■ To be done ■
Could you copy the rows from the line containing "Patent image size: (931, 610)." through the line containing "The system 100 is at (128, 389).", inclusive, replacing "carbon fiber panels" with "graphite panels" and leaving everything else unchanged?

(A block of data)
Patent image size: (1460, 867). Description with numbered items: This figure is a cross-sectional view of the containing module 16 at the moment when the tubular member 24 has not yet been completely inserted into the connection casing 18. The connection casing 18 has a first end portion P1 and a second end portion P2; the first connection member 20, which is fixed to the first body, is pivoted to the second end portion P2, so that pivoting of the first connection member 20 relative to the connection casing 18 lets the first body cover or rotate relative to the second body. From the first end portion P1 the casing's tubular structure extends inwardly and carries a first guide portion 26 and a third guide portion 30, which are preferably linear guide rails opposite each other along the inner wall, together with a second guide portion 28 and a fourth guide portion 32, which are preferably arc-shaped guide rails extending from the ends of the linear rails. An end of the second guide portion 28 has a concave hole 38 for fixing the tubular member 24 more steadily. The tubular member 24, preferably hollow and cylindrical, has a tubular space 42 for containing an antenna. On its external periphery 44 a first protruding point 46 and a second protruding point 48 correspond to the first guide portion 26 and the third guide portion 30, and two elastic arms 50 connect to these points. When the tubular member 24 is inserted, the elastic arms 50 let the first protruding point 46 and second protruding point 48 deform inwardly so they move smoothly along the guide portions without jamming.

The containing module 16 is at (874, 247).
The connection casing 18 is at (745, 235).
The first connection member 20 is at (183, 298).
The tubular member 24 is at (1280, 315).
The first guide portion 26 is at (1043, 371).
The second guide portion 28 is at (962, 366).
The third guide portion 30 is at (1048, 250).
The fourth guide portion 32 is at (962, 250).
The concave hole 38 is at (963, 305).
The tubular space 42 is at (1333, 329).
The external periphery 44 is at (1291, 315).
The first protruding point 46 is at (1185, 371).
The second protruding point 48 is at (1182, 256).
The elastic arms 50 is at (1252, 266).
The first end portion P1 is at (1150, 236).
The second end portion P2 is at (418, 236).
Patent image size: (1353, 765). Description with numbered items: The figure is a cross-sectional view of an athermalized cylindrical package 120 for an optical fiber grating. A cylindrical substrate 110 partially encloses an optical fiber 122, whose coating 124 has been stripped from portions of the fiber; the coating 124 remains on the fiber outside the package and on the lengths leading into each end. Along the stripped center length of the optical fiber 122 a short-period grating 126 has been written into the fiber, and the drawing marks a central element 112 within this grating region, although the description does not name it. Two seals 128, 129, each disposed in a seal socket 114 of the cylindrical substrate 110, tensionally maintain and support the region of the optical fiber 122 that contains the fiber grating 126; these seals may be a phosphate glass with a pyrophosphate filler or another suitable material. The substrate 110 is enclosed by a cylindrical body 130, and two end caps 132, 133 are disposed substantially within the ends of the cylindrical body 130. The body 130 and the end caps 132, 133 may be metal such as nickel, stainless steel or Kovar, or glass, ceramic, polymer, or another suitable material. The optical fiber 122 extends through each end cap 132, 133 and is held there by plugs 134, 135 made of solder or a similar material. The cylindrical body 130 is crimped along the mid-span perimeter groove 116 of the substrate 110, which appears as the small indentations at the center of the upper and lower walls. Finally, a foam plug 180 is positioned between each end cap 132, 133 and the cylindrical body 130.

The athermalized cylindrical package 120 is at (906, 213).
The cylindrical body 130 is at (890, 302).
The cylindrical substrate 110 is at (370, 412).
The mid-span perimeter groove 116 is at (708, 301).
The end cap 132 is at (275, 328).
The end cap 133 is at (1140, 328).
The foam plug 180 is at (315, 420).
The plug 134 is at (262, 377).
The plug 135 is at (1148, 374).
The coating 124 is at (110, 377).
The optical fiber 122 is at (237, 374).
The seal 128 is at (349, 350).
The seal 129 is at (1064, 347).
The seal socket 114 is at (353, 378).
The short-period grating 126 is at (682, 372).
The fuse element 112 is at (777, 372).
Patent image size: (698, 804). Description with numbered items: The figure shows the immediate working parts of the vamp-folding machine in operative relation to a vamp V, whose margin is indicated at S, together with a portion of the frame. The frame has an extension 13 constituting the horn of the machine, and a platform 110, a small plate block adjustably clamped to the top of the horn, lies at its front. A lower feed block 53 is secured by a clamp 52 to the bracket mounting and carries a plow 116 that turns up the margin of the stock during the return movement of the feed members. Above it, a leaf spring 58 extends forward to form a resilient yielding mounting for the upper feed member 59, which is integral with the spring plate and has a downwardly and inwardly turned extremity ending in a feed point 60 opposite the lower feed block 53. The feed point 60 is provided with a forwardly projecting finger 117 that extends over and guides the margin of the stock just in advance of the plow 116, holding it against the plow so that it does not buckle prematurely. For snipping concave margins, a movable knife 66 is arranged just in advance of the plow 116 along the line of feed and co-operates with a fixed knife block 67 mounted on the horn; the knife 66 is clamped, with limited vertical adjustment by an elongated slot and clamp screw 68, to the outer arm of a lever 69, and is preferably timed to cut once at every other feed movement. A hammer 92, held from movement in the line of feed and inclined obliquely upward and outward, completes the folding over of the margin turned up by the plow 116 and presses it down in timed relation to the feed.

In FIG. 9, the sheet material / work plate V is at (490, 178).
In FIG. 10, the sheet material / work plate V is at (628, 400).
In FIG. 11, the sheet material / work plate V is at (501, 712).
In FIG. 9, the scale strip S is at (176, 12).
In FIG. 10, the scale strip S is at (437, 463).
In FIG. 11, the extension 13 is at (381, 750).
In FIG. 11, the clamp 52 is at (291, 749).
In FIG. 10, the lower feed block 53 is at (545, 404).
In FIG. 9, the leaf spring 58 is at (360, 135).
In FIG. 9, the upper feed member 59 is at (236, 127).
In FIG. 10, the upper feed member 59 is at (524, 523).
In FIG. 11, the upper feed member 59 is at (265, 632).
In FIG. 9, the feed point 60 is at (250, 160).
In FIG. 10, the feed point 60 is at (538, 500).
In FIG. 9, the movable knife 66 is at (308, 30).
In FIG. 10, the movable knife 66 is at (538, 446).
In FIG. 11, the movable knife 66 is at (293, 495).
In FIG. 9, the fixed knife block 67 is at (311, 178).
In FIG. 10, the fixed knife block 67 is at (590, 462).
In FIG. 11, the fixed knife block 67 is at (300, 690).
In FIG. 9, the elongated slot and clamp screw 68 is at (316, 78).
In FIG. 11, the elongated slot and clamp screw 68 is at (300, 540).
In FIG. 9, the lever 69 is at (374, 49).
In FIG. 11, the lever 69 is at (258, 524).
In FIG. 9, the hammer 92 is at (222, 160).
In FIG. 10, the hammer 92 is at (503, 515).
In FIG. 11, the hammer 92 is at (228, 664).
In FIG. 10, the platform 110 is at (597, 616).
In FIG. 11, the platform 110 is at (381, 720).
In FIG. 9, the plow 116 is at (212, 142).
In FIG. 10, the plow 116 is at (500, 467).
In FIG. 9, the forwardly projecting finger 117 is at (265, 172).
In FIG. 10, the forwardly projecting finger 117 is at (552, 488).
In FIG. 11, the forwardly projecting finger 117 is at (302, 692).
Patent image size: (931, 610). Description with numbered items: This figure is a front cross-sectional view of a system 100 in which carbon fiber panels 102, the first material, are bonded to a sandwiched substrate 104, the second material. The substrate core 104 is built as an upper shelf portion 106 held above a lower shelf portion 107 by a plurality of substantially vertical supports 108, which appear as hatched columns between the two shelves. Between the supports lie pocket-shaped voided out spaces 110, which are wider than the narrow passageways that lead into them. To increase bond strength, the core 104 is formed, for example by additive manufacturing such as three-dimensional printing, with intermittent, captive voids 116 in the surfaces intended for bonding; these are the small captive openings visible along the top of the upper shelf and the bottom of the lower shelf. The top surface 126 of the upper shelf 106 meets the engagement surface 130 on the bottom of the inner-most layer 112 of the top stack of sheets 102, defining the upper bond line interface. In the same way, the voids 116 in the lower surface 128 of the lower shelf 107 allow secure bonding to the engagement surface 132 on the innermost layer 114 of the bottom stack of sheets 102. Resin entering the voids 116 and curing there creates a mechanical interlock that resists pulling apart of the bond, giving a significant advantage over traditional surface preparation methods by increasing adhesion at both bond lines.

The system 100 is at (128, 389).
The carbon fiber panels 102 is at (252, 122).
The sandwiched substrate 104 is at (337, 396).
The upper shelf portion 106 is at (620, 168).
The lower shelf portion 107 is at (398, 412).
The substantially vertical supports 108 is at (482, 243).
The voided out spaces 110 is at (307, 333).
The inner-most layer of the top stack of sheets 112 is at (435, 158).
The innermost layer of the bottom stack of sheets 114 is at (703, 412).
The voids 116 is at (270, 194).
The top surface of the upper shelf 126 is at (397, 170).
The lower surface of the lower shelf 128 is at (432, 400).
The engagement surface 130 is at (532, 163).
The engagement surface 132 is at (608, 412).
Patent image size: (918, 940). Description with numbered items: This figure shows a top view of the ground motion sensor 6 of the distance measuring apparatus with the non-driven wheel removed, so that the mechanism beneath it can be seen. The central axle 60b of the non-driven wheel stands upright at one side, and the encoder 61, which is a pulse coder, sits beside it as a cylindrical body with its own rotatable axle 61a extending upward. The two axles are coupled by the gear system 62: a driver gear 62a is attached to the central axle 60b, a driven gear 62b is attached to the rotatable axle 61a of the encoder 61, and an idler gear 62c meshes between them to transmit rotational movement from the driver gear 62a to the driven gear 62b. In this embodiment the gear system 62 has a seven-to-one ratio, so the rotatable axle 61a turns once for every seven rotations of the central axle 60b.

■ The reply ■
Patent image size: (931, 610). Description with numbered items: This figure is a front cross-sectional view of a system 100 in which graphite panels 102, the first material, are bonded to a sandwiched substrate 104, the second material. The substrate core 104 is built as an upper shelf portion 106 held above a lower shelf portion 107 by a plurality of substantially vertical supports 108, which appear as hatched columns between the two shelves. Between the supports lie pocket-shaped voided out spaces 110, which are wider than the narrow passageways that lead into them. To increase bond strength, the core 104 is formed, for example by additive manufacturing such as three-dimensional printing, with intermittent, captive voids 116 in the surfaces intended for bonding; these are the small captive openings visible along the top of the upper shelf and the bottom of the lower shelf. The top surface 126 of the upper shelf 106 meets the engagement surface 130 on the bottom of the inner-most layer 112 of the top stack of sheets 102, defining the upper bond line interface. In the same way, the voids 116 in the lower surface 128 of the lower shelf 107 allow secure bonding to the engagement surface 132 on the innermost layer 114 of the bottom stack of sheets 102. Resin entering the voids 116 and curing there creates a mechanical interlock that resists pulling apart of the bond, giving a significant advantage over traditional surface preparation methods by increasing adhesion at both bond lines.

The system 100 is at (128, 389).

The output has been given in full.